▶ _WHAT TO WORK ON_
Where a line below includes the word "Adobe", copy that line.

▶ _INPUT FOR THIS TASK_

=== Begin Enclosure ===

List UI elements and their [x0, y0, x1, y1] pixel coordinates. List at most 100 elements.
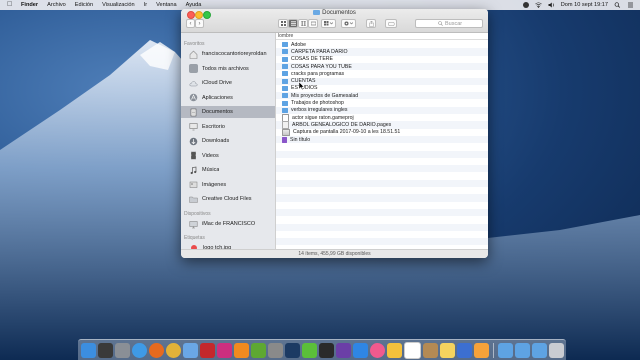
- column-header-name[interactable]: lombre: [276, 33, 488, 40]
- file-row[interactable]: ESTUDIOS: [276, 85, 488, 92]
- forward-button[interactable]: ›: [195, 19, 204, 28]
- empty-row: [276, 202, 488, 209]
- home-icon: [189, 50, 198, 59]
- file-list: lombre Adobe CARPETA PARA DARIO COSAS DE T…: [276, 33, 488, 249]
- file-row[interactable]: verbos irregulares ingles: [276, 106, 488, 114]
- sidebar-item-imac[interactable]: iMac de FRANCISCO: [181, 218, 275, 230]
- vlc-icon[interactable]: [234, 342, 249, 358]
- status-area: Dom 10 sept 19:17: [522, 0, 634, 10]
- imovie-icon[interactable]: [336, 342, 351, 358]
- sidebar-item-label: iCloud Drive: [202, 80, 232, 86]
- action-button[interactable]: [341, 19, 356, 28]
- launchpad-icon[interactable]: [268, 342, 283, 358]
- view-coverflow-button[interactable]: [308, 19, 318, 28]
- list-view-icon: [290, 21, 296, 26]
- notification-center-icon[interactable]: [627, 2, 634, 8]
- sidebar-item-label: Creative Cloud Files: [202, 196, 252, 202]
- firefox-icon[interactable]: [149, 342, 164, 358]
- apple-menu-icon[interactable]: : [7, 0, 15, 10]
- empty-row: [276, 238, 488, 246]
- menu-visualizacion[interactable]: Visualización: [102, 2, 135, 8]
- pages-icon[interactable]: [474, 342, 489, 358]
- volume-icon[interactable]: [548, 2, 555, 8]
- sidebar-item-icloud[interactable]: iCloud Drive: [181, 77, 275, 89]
- file-row[interactable]: Trabajos de photoshop: [276, 99, 488, 106]
- arrange-button[interactable]: [321, 19, 336, 28]
- sidebar-item-documents[interactable]: Documentos: [181, 106, 275, 118]
- gamesalad-icon[interactable]: [251, 342, 266, 358]
- file-name: Adobe: [291, 41, 307, 48]
- menu-archivo[interactable]: Archivo: [47, 2, 66, 8]
- file-row[interactable]: COSAS PARA YOU TUBE: [276, 62, 488, 71]
- file-row[interactable]: Sin título: [276, 135, 488, 144]
- system-preferences-icon[interactable]: [115, 342, 130, 358]
- menu-app-name[interactable]: Finder: [21, 2, 38, 8]
- all-files-icon: [189, 64, 198, 73]
- empty-row: [276, 158, 488, 165]
- wifi-icon[interactable]: [535, 2, 542, 8]
- app-store-icon[interactable]: [353, 342, 368, 358]
- sidebar-item-creative-cloud[interactable]: Creative Cloud Files: [181, 193, 275, 205]
- folder-dock-icon[interactable]: [498, 342, 513, 358]
- documents-stack-icon[interactable]: [532, 342, 547, 358]
- flash-icon[interactable]: [200, 342, 215, 358]
- file-row[interactable]: CUENTAS: [276, 77, 488, 85]
- folder-title-icon: [313, 10, 321, 15]
- photo-app-icon[interactable]: [217, 342, 232, 358]
- quicktime-icon[interactable]: [319, 342, 334, 358]
- empty-row: [276, 143, 488, 150]
- folder-icon: [189, 195, 198, 204]
- sidebar-item-desktop[interactable]: Escritorio: [181, 121, 275, 133]
- itunes-icon[interactable]: [370, 342, 385, 358]
- file-row[interactable]: cracks para programas: [276, 70, 488, 77]
- menu-edicion[interactable]: Edición: [75, 2, 93, 8]
- image-file-icon: [282, 128, 290, 136]
- view-list-button[interactable]: [288, 19, 298, 28]
- mail-icon[interactable]: [183, 342, 198, 358]
- sidebar-item-applications[interactable]: Aplicaciones: [181, 92, 275, 104]
- contacts-icon[interactable]: [423, 342, 438, 358]
- notes-icon[interactable]: [440, 342, 455, 358]
- view-icons-button[interactable]: [278, 19, 288, 28]
- downloads-stack-icon[interactable]: [515, 342, 530, 358]
- finder-icon[interactable]: [81, 342, 96, 358]
- photoshop-icon[interactable]: [285, 342, 300, 358]
- file-row[interactable]: CARPETA PARA DARIO: [276, 48, 488, 56]
- creative-cloud-icon[interactable]: [522, 2, 529, 8]
- file-row[interactable]: Mis proyectos de Gamesalad: [276, 92, 488, 100]
- clock-text[interactable]: Dom 10 sept 19:17: [561, 2, 608, 8]
- menu-ventana[interactable]: Ventana: [156, 2, 177, 8]
- keynote-icon[interactable]: [457, 342, 472, 358]
- camtasia-icon[interactable]: [302, 342, 317, 358]
- share-button[interactable]: [366, 19, 376, 28]
- menu-ir[interactable]: Ir: [144, 2, 147, 8]
- file-row[interactable]: actor sigue raton.gameproj: [276, 113, 488, 122]
- file-row[interactable]: ARBOL GENEALOGICO DE DARIO.pages: [276, 120, 488, 129]
- dashboard-icon[interactable]: [98, 342, 113, 358]
- search-field[interactable]: Buscar: [415, 19, 483, 28]
- folder-icon: [282, 107, 288, 113]
- photos-icon[interactable]: [387, 342, 402, 358]
- file-row[interactable]: COSAS DE TERE: [276, 56, 488, 63]
- file-row[interactable]: Adobe: [276, 41, 488, 48]
- chrome-icon[interactable]: [166, 342, 181, 358]
- chevron-left-icon: ‹: [189, 20, 192, 27]
- back-button[interactable]: ‹: [186, 19, 195, 28]
- calendar-icon[interactable]: [404, 341, 421, 359]
- trash-icon[interactable]: [549, 342, 564, 358]
- grid-view-icon: [280, 21, 286, 26]
- sidebar-item-videos[interactable]: Videos: [181, 150, 275, 162]
- view-columns-button[interactable]: [298, 19, 308, 28]
- safari-icon[interactable]: [132, 342, 147, 358]
- tags-button[interactable]: [385, 19, 397, 28]
- sidebar-item-home[interactable]: franciscocantorioreyroldan: [181, 48, 275, 60]
- folder-icon: [282, 71, 288, 77]
- spotlight-icon[interactable]: [614, 2, 621, 8]
- menu-ayuda[interactable]: Ayuda: [186, 2, 202, 8]
- folder-icon: [282, 64, 288, 70]
- sidebar-item-music[interactable]: Música: [181, 164, 275, 176]
- file-row[interactable]: Captura de pantalla 2017-09-10 a les 18.…: [276, 128, 488, 136]
- sidebar-item-all-files[interactable]: Todos mis archivos: [181, 63, 275, 75]
- sidebar-item-pictures[interactable]: Imágenes: [181, 179, 275, 191]
- sidebar-item-downloads[interactable]: Downloads: [181, 135, 275, 147]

=== End Enclosure ===

▶ _REPLY_
- file-list: lombre Adobe CARPETA PARA DARIO COSAS DE T…: [276, 33, 488, 249]
- file-name: Adobe: [291, 41, 307, 48]
- file-row[interactable]: Adobe: [276, 41, 488, 48]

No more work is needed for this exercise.